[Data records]

····················

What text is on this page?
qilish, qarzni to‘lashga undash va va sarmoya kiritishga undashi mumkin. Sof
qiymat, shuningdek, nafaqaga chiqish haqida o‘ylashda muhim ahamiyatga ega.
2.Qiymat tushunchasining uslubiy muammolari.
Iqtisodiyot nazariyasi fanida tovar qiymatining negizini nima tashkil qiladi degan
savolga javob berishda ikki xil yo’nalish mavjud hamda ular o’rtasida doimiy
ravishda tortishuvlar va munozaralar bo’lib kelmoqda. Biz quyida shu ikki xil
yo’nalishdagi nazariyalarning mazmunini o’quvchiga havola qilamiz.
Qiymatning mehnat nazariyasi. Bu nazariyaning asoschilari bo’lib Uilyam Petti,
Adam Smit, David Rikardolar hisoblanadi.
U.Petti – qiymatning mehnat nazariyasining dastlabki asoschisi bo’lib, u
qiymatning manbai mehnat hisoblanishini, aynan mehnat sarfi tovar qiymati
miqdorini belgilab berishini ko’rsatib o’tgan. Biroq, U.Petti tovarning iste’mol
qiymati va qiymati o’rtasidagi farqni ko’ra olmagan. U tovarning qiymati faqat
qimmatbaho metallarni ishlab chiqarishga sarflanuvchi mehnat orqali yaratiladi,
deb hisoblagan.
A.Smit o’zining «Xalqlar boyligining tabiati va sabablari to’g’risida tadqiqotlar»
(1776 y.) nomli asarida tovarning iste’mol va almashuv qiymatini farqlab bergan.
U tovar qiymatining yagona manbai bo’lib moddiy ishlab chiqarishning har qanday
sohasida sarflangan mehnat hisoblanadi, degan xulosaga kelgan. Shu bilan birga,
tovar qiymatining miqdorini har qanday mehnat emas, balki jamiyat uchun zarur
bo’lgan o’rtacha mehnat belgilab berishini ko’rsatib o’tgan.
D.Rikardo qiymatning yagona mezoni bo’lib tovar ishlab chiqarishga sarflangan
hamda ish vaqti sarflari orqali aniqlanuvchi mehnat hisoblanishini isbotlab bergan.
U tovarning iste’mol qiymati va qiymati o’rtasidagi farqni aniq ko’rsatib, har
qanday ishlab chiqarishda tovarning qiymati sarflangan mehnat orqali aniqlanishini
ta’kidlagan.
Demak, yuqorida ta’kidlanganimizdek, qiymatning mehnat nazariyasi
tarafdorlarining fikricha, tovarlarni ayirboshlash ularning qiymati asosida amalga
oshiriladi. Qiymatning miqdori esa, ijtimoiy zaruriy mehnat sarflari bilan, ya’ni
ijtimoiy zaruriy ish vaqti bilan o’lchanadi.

····················

■ **WORK REQUIRED**
The word "Smit" may appear on some lines. Report how many lines hold it, giving the number alone.

■ **ANSWER TO THIS PROBLEM**
2